*WHAT THE EXERCISE ASKS*:
Give back the entries in full, exactly as they are written.

*Dataset excerpts*:
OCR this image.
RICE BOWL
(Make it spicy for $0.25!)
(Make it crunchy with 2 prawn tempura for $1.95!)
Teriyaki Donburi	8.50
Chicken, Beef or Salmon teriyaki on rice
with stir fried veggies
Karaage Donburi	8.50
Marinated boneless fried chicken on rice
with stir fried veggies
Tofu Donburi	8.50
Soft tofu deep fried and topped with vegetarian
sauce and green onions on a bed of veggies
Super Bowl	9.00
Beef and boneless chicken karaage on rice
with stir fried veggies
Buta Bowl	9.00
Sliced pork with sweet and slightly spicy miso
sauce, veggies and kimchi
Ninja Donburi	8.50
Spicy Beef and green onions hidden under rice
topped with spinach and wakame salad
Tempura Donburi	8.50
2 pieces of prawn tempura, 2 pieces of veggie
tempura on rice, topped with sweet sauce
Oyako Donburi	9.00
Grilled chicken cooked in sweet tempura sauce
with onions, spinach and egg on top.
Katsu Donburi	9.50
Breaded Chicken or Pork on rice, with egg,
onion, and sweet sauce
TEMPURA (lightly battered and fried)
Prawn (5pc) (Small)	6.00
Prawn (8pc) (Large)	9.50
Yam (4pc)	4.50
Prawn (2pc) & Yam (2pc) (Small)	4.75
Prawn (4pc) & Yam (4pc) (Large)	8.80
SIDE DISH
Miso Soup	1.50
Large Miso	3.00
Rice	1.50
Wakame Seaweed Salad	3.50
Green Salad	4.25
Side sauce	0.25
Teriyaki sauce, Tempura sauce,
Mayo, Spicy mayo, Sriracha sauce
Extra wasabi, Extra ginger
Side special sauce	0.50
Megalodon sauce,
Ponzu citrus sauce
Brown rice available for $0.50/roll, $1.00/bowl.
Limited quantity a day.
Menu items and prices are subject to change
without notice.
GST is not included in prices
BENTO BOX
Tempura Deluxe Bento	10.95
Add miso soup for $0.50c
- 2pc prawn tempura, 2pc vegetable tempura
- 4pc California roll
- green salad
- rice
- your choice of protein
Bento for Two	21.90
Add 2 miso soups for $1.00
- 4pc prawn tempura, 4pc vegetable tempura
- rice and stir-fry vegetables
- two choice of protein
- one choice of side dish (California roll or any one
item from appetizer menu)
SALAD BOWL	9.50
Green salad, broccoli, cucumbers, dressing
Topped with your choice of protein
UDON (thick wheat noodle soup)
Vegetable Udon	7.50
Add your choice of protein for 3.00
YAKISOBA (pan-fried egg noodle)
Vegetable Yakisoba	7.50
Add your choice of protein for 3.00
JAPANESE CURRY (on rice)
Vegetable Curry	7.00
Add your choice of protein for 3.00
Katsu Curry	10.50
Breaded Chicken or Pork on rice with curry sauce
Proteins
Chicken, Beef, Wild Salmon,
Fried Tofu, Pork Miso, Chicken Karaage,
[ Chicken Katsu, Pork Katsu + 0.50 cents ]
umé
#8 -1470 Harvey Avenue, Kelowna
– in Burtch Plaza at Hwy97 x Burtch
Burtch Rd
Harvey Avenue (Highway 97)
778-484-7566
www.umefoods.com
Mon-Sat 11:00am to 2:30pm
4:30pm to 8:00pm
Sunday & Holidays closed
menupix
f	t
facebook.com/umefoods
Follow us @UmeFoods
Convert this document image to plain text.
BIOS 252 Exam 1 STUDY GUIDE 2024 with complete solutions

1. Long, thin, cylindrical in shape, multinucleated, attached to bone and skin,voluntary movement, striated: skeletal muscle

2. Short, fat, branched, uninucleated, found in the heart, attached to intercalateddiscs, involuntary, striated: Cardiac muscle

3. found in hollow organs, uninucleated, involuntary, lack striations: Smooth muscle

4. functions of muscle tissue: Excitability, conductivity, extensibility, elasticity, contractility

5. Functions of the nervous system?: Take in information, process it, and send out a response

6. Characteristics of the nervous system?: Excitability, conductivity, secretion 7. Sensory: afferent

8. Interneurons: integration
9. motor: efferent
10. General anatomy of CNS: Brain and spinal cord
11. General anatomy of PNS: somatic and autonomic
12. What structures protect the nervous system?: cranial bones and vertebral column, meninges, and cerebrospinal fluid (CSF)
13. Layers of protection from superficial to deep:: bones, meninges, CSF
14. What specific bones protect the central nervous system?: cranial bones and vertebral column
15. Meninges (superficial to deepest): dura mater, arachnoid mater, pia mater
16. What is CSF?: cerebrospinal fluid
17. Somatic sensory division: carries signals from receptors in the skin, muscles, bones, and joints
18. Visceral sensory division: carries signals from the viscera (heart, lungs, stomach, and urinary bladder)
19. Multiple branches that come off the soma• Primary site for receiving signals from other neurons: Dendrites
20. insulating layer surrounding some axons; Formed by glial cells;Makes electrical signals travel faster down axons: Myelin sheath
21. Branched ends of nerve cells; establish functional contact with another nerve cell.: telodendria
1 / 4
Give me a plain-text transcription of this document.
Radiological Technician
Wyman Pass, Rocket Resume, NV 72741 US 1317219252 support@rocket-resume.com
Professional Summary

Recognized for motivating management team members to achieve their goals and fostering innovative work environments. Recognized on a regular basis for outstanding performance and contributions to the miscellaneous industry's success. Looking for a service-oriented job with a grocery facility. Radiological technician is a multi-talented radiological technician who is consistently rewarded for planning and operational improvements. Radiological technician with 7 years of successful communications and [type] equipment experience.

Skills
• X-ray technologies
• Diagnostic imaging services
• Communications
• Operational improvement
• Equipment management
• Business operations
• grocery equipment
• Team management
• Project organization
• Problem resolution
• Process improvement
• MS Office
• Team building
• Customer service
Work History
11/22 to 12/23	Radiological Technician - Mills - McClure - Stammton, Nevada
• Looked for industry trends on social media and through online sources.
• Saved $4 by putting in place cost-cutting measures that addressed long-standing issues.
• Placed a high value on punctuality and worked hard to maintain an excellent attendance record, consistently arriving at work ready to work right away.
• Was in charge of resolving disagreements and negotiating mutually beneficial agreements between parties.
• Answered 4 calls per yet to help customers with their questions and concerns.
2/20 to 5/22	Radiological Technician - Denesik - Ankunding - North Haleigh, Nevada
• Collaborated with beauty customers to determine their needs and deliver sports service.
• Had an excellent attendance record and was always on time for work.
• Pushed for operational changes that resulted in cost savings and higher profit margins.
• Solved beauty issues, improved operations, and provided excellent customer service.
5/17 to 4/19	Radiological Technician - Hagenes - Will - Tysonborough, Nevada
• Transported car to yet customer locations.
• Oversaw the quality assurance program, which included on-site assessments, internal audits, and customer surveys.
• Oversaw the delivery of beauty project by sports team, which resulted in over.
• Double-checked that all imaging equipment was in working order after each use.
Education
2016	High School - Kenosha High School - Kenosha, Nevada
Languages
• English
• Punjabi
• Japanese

*PROBLEM SOLUTION*:
OCR this image.
RICE BOWL
(Make it spicy for $0.25!)
(Make it crunchy with 2 prawn tempura for $1.95!)
Teriyaki Donburi	8.50
Chicken, Beef or Salmon teriyaki on rice
with stir fried veggies
Karaage Donburi	8.50
Marinated boneless fried chicken on rice
with stir fried veggies
Tofu Donburi	8.50
Soft tofu deep fried and topped with vegetarian
sauce and green onions on a bed of veggies
Super Bowl	9.00
Beef and boneless chicken karaage on rice
with stir fried veggies
Buta Bowl	9.00
Sliced pork with sweet and slightly spicy miso
sauce, veggies and kimchi
Ninja Donburi	8.50
Spicy Beef and green onions hidden under rice
topped with spinach and wakame salad
Tempura Donburi	8.50
2 pieces of prawn tempura, 2 pieces of veggie
tempura on rice, topped with sweet sauce
Oyako Donburi	9.00
Grilled chicken cooked in sweet tempura sauce
with onions, spinach and egg on top.
Katsu Donburi	9.50
Breaded Chicken or Pork on rice, with egg,
onion, and sweet sauce
TEMPURA (lightly battered and fried)
Prawn (5pc) (Small)	6.00
Prawn (8pc) (Large)	9.50
Yam (4pc)	4.50
Prawn (2pc) & Yam (2pc) (Small)	4.75
Prawn (4pc) & Yam (4pc) (Large)	8.80
SIDE DISH
Miso Soup	1.50
Large Miso	3.00
Rice	1.50
Wakame Seaweed Salad	3.50
Green Salad	4.25
Side sauce	0.25
Teriyaki sauce, Tempura sauce,
Mayo, Spicy mayo, Sriracha sauce
Extra wasabi, Extra ginger
Side special sauce	0.50
Megalodon sauce,
Ponzu citrus sauce
Brown rice available for $0.50/roll, $1.00/bowl.
Limited quantity a day.
Menu items and prices are subject to change
without notice.
GST is not included in prices
BENTO BOX
Tempura Deluxe Bento	10.95
Add miso soup for $0.50c
- 2pc prawn tempura, 2pc vegetable tempura
- 4pc California roll
- green salad
- rice
- your choice of protein
Bento for Two	21.90
Add 2 miso soups for $1.00
- 4pc prawn tempura, 4pc vegetable tempura
- rice and stir-fry vegetables
- two choice of protein
- one choice of side dish (California roll or any one
item from appetizer menu)
SALAD BOWL	9.50
Green salad, broccoli, cucumbers, dressing
Topped with your choice of protein
UDON (thick wheat noodle soup)
Vegetable Udon	7.50
Add your choice of protein for 3.00
YAKISOBA (pan-fried egg noodle)
Vegetable Yakisoba	7.50
Add your choice of protein for 3.00
JAPANESE CURRY (on rice)
Vegetable Curry	7.00
Add your choice of protein for 3.00
Katsu Curry	10.50
Breaded Chicken or Pork on rice with curry sauce
Proteins
Chicken, Beef, Wild Salmon,
Fried Tofu, Pork Miso, Chicken Karaage,
[ Chicken Katsu, Pork Katsu + 0.50 cents ]
umé
#8 -1470 Harvey Avenue, Kelowna
– in Burtch Plaza at Hwy97 x Burtch
Burtch Rd
Harvey Avenue (Highway 97)
778-484-7566
www.umefoods.com
Mon-Sat 11:00am to 2:30pm
4:30pm to 8:00pm
Sunday & Holidays closed
menupix
f	t
facebook.com/umefoods
Follow us @UmeFoods
Convert this document image to plain text.
BIOS 252 Exam 1 STUDY GUIDE 2024 with complete solutions

1. Long, thin, cylindrical in shape, multinucleated, attached to bone and skin,voluntary movement, striated: skeletal muscle

2. Short, fat, branched, uninucleated, found in the heart, attached to intercalateddiscs, involuntary, striated: Cardiac muscle

3. found in hollow organs, uninucleated, involuntary, lack striations: Smooth muscle

4. functions of muscle tissue: Excitability, conductivity, extensibility, elasticity, contractility

5. Functions of the nervous system?: Take in information, process it, and send out a response

6. Characteristics of the nervous system?: Excitability, conductivity, secretion 7. Sensory: afferent

8. Interneurons: integration
9. motor: efferent
10. General anatomy of CNS: Brain and spinal cord
11. General anatomy of PNS: somatic and autonomic
12. What structures protect the nervous system?: cranial bones and vertebral column, meninges, and cerebrospinal fluid (CSF)
13. Layers of protection from superficial to deep:: bones, meninges, CSF
14. What specific bones protect the central nervous system?: cranial bones and vertebral column
15. Meninges (superficial to deepest): dura mater, arachnoid mater, pia mater
16. What is CSF?: cerebrospinal fluid
17. Somatic sensory division: carries signals from receptors in the skin, muscles, bones, and joints
18. Visceral sensory division: carries signals from the viscera (heart, lungs, stomach, and urinary bladder)
19. Multiple branches that come off the soma• Primary site for receiving signals from other neurons: Dendrites
20. insulating layer surrounding some axons; Formed by glial cells;Makes electrical signals travel faster down axons: Myelin sheath
21. Branched ends of nerve cells; establish functional contact with another nerve cell.: telodendria
1 / 4
Give me a plain-text transcription of this document.
Radiological Technician
Wyman Pass, Rocket Resume, NV 72741 US 1317219252 support@rocket-resume.com
Professional Summary

Recognized for motivating management team members to achieve their goals and fostering innovative work environments. Recognized on a regular basis for outstanding performance and contributions to the miscellaneous industry's success. Looking for a service-oriented job with a grocery facility. Radiological technician is a multi-talented radiological technician who is consistently rewarded for planning and operational improvements. Radiological technician with 7 years of successful communications and [type] equipment experience.

Skills
• X-ray technologies
• Diagnostic imaging services
• Communications
• Operational improvement
• Equipment management
• Business operations
• grocery equipment
• Team management
• Project organization
• Problem resolution
• Process improvement
• MS Office
• Team building
• Customer service
Work History
11/22 to 12/23	Radiological Technician - Mills - McClure - Stammton, Nevada
• Looked for industry trends on social media and through online sources.
• Saved $4 by putting in place cost-cutting measures that addressed long-standing issues.
• Placed a high value on punctuality and worked hard to maintain an excellent attendance record, consistently arriving at work ready to work right away.
• Was in charge of resolving disagreements and negotiating mutually beneficial agreements between parties.
• Answered 4 calls per yet to help customers with their questions and concerns.
2/20 to 5/22	Radiological Technician - Denesik - Ankunding - North Haleigh, Nevada
• Collaborated with beauty customers to determine their needs and deliver sports service.
• Had an excellent attendance record and was always on time for work.
• Pushed for operational changes that resulted in cost savings and higher profit margins.
• Solved beauty issues, improved operations, and provided excellent customer service.
5/17 to 4/19	Radiological Technician - Hagenes - Will - Tysonborough, Nevada
• Transported car to yet customer locations.
• Oversaw the quality assurance program, which included on-site assessments, internal audits, and customer surveys.
• Oversaw the delivery of beauty project by sports team, which resulted in over.
• Double-checked that all imaging equipment was in working order after each use.
Education
2016	High School - Kenosha High School - Kenosha, Nevada
Languages
• English
• Punjabi
• Japanese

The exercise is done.